- What to produce:
Print the listing that follows, character for character.

- Exercise inputs:
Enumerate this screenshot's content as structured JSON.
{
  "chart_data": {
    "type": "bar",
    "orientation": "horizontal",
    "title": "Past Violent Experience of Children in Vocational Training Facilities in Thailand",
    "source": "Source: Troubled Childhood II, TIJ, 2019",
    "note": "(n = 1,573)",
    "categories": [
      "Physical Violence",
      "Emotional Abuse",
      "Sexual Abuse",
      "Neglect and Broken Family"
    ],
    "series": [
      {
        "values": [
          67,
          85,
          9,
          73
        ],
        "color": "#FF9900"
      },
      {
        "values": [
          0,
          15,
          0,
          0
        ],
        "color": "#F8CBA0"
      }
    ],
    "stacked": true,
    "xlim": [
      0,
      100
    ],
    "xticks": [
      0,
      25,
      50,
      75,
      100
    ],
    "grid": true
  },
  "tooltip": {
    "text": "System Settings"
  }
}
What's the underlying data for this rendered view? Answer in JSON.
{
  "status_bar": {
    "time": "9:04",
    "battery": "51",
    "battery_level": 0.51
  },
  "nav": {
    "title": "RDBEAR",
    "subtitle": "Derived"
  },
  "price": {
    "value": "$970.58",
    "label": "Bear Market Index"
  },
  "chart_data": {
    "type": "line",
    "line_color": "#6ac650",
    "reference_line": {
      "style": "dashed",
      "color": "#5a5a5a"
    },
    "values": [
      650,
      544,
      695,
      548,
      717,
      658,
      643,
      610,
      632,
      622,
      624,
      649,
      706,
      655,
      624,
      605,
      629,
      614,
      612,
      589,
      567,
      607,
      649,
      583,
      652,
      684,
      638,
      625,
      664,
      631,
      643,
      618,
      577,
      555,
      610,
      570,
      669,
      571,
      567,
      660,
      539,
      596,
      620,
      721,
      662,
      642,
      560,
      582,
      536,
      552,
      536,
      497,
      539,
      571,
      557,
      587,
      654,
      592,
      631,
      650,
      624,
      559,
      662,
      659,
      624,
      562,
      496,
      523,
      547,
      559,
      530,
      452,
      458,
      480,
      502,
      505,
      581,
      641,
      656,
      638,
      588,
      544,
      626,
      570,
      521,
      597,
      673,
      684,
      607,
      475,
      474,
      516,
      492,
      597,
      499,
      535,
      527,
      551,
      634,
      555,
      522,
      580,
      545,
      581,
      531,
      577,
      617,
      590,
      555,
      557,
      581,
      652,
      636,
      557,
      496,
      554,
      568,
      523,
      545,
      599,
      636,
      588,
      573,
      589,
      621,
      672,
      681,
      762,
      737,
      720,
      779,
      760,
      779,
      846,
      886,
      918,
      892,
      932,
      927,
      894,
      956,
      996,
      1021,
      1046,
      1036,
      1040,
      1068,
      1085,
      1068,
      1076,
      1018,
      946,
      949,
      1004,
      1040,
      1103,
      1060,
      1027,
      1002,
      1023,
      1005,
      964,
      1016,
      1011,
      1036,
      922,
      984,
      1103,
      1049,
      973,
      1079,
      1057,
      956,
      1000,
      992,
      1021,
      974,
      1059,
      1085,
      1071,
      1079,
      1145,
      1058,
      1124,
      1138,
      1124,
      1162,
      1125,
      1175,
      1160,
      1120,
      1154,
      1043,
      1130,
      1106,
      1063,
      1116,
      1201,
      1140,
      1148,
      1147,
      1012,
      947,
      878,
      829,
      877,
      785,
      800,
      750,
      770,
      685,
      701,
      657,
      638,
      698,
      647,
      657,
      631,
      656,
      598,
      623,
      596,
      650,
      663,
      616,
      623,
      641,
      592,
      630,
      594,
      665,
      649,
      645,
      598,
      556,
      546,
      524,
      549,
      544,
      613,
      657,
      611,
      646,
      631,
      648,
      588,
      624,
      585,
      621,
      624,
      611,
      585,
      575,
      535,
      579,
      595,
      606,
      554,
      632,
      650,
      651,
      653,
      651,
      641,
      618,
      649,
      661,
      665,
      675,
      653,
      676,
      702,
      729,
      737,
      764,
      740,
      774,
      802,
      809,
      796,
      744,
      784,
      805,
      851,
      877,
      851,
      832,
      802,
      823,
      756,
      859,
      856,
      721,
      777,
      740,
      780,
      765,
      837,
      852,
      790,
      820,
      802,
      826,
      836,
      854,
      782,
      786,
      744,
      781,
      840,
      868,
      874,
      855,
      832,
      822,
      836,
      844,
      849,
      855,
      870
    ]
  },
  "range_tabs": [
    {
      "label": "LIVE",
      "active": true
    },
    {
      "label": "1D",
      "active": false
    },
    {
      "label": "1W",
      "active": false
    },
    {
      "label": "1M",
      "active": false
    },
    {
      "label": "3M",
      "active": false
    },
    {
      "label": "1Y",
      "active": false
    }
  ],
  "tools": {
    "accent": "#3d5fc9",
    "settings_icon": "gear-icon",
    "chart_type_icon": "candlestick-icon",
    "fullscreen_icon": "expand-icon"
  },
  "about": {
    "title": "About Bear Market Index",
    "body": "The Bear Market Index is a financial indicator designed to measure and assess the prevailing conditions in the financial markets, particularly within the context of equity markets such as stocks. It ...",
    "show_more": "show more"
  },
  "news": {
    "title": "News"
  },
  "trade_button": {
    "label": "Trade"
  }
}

- Solved exercise:
Enumerate this screenshot's content as structured JSON.
{
  "chart_data": {
    "type": "bar",
    "orientation": "horizontal",
    "title": "Past Violent Experience of Children in Vocational Training Facilities in Thailand",
    "source": "Source: Troubled Childhood II, TIJ, 2019",
    "note": "(n = 1,573)",
    "categories": [
      "Physical Violence",
      "Emotional Abuse",
      "Sexual Abuse",
      "Neglect and Broken Family"
    ],
    "series": [
      {
        "values": [
          67,
          85,
          9,
          73
        ],
        "color": "#FF9900"
      },
      {
        "values": [
          0,
          15,
          0,
          0
        ],
        "color": "#F8CBA0"
      }
    ],
    "stacked": true,
    "xlim": [
      0,
      100
    ],
    "xticks": [
      0,
      25,
      50,
      75,
      100
    ],
    "grid": true
  },
  "tooltip": {
    "text": "System Settings"
  }
}
What's the underlying data for this rendered view? Answer in JSON.
{
  "status_bar": {
    "time": "9:04",
    "battery": "51",
    "battery_level": 0.51
  },
  "nav": {
    "title": "RDBEAR",
    "subtitle": "Derived"
  },
  "price": {
    "value": "$970.58",
    "label": "Bear Market Index"
  },
  "chart_data": {
    "type": "line",
    "line_color": "#6ac650",
    "reference_line": {
      "style": "dashed",
      "color": "#5a5a5a"
    },
    "values": [
      650,
      544,
      695,
      548,
      717,
      658,
      643,
      610,
      632,
      622,
      624,
      649,
      706,
      655,
      624,
      605,
      629,
      614,
      612,
      589,
      567,
      607,
      649,
      583,
      652,
      684,
      638,
      625,
      664,
      631,
      643,
      618,
      577,
      555,
      610,
      570,
      669,
      571,
      567,
      660,
      539,
      596,
      620,
      721,
      662,
      642,
      560,
      582,
      536,
      552,
      536,
      497,
      539,
      571,
      557,
      587,
      654,
      592,
      631,
      650,
      624,
      559,
      662,
      659,
      624,
      562,
      496,
      523,
      547,
      559,
      530,
      452,
      458,
      480,
      502,
      505,
      581,
      641,
      656,
      638,
      588,
      544,
      626,
      570,
      521,
      597,
      673,
      684,
      607,
      475,
      474,
      516,
      492,
      597,
      499,
      535,
      527,
      551,
      634,
      555,
      522,
      580,
      545,
      581,
      531,
      577,
      617,
      590,
      555,
      557,
      581,
      652,
      636,
      557,
      496,
      554,
      568,
      523,
      545,
      599,
      636,
      588,
      573,
      589,
      621,
      672,
      681,
      762,
      737,
      720,
      779,
      760,
      779,
      846,
      886,
      918,
      892,
      932,
      927,
      894,
      956,
      996,
      1021,
      1046,
      1036,
      1040,
      1068,
      1085,
      1068,
      1076,
      1018,
      946,
      949,
      1004,
      1040,
      1103,
      1060,
      1027,
      1002,
      1023,
      1005,
      964,
      1016,
      1011,
      1036,
      922,
      984,
      1103,
      1049,
      973,
      1079,
      1057,
      956,
      1000,
      992,
      1021,
      974,
      1059,
      1085,
      1071,
      1079,
      1145,
      1058,
      1124,
      1138,
      1124,
      1162,
      1125,
      1175,
      1160,
      1120,
      1154,
      1043,
      1130,
      1106,
      1063,
      1116,
      1201,
      1140,
      1148,
      1147,
      1012,
      947,
      878,
      829,
      877,
      785,
      800,
      750,
      770,
      685,
      701,
      657,
      638,
      698,
      647,
      657,
      631,
      656,
      598,
      623,
      596,
      650,
      663,
      616,
      623,
      641,
      592,
      630,
      594,
      665,
      649,
      645,
      598,
      556,
      546,
      524,
      549,
      544,
      613,
      657,
      611,
      646,
      631,
      648,
      588,
      624,
      585,
      621,
      624,
      611,
      585,
      575,
      535,
      579,
      595,
      606,
      554,
      632,
      650,
      651,
      653,
      651,
      641,
      618,
      649,
      661,
      665,
      675,
      653,
      676,
      702,
      729,
      737,
      764,
      740,
      774,
      802,
      809,
      796,
      744,
      784,
      805,
      851,
      877,
      851,
      832,
      802,
      823,
      756,
      859,
      856,
      721,
      777,
      740,
      780,
      765,
      837,
      852,
      790,
      820,
      802,
      826,
      836,
      854,
      782,
      786,
      744,
      781,
      840,
      868,
      874,
      855,
      832,
      822,
      836,
      844,
      849,
      855,
      870
    ]
  },
  "range_tabs": [
    {
      "label": "LIVE",
      "active": true
    },
    {
      "label": "1D",
      "active": false
    },
    {
      "label": "1W",
      "active": false
    },
    {
      "label": "1M",
      "active": false
    },
    {
      "label": "3M",
      "active": false
    },
    {
      "label": "1Y",
      "active": false
    }
  ],
  "tools": {
    "accent": "#3d5fc9",
    "settings_icon": "gear-icon",
    "chart_type_icon": "candlestick-icon",
    "fullscreen_icon": "expand-icon"
  },
  "about": {
    "title": "About Bear Market Index",
    "body": "The Bear Market Index is a financial indicator designed to measure and assess the prevailing conditions in the financial markets, particularly within the context of equity markets such as stocks. It ...",
    "show_more": "show more"
  },
  "news": {
    "title": "News"
  },
  "trade_button": {
    "label": "Trade"
  }
}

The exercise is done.